PROBLEM REQUIREMENTS: Without altering anything, repeat each of the records.

DATA PROVIDED:
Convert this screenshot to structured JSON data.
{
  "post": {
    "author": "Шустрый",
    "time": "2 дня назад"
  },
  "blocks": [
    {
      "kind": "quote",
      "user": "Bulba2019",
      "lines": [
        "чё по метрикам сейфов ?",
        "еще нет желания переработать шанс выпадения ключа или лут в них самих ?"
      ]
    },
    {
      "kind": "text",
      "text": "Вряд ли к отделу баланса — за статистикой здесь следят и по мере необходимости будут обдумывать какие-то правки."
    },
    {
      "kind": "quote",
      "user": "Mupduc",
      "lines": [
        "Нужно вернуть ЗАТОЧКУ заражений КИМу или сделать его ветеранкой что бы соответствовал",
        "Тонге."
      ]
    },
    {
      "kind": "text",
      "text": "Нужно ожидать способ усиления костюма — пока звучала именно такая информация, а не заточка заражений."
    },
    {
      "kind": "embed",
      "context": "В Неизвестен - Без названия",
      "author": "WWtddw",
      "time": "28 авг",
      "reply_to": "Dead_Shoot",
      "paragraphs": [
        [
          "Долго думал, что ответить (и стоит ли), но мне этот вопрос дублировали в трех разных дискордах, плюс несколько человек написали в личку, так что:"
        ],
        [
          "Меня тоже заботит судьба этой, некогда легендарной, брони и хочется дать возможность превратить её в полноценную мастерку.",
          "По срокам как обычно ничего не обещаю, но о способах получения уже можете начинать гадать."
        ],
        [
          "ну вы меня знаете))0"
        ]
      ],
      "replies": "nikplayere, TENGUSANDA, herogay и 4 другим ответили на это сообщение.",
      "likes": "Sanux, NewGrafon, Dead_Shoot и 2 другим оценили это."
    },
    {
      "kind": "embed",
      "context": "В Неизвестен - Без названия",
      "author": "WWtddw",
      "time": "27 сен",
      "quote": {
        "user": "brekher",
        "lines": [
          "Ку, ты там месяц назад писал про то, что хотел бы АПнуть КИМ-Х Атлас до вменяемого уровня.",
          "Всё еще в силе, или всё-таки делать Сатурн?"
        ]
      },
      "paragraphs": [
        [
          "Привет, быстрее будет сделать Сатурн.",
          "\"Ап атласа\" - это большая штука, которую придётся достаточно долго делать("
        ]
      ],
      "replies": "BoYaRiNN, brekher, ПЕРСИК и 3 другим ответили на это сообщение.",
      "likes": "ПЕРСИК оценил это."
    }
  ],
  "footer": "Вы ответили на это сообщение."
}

FULL OUTPUT:
Convert this screenshot to structured JSON data.
{
  "post": {
    "author": "Шустрый",
    "time": "2 дня назад"
  },
  "blocks": [
    {
      "kind": "quote",
      "user": "Bulba2019",
      "lines": [
        "чё по метрикам сейфов ?",
        "еще нет желания переработать шанс выпадения ключа или лут в них самих ?"
      ]
    },
    {
      "kind": "text",
      "text": "Вряд ли к отделу баланса — за статистикой здесь следят и по мере необходимости будут обдумывать какие-то правки."
    },
    {
      "kind": "quote",
      "user": "Mupduc",
      "lines": [
        "Нужно вернуть ЗАТОЧКУ заражений КИМу или сделать его ветеранкой что бы соответствовал",
        "Тонге."
      ]
    },
    {
      "kind": "text",
      "text": "Нужно ожидать способ усиления костюма — пока звучала именно такая информация, а не заточка заражений."
    },
    {
      "kind": "embed",
      "context": "В Неизвестен - Без названия",
      "author": "WWtddw",
      "time": "28 авг",
      "reply_to": "Dead_Shoot",
      "paragraphs": [
        [
          "Долго думал, что ответить (и стоит ли), но мне этот вопрос дублировали в трех разных дискордах, плюс несколько человек написали в личку, так что:"
        ],
        [
          "Меня тоже заботит судьба этой, некогда легендарной, брони и хочется дать возможность превратить её в полноценную мастерку.",
          "По срокам как обычно ничего не обещаю, но о способах получения уже можете начинать гадать."
        ],
        [
          "ну вы меня знаете))0"
        ]
      ],
      "replies": "nikplayere, TENGUSANDA, herogay и 4 другим ответили на это сообщение.",
      "likes": "Sanux, NewGrafon, Dead_Shoot и 2 другим оценили это."
    },
    {
      "kind": "embed",
      "context": "В Неизвестен - Без названия",
      "author": "WWtddw",
      "time": "27 сен",
      "quote": {
        "user": "brekher",
        "lines": [
          "Ку, ты там месяц назад писал про то, что хотел бы АПнуть КИМ-Х Атлас до вменяемого уровня.",
          "Всё еще в силе, или всё-таки делать Сатурн?"
        ]
      },
      "paragraphs": [
        [
          "Привет, быстрее будет сделать Сатурн.",
          "\"Ап атласа\" - это большая штука, которую придётся достаточно долго делать("
        ]
      ],
      "replies": "BoYaRiNN, brekher, ПЕРСИК и 3 другим ответили на это сообщение.",
      "likes": "ПЕРСИК оценил это."
    }
  ],
  "footer": "Вы ответили на это сообщение."
}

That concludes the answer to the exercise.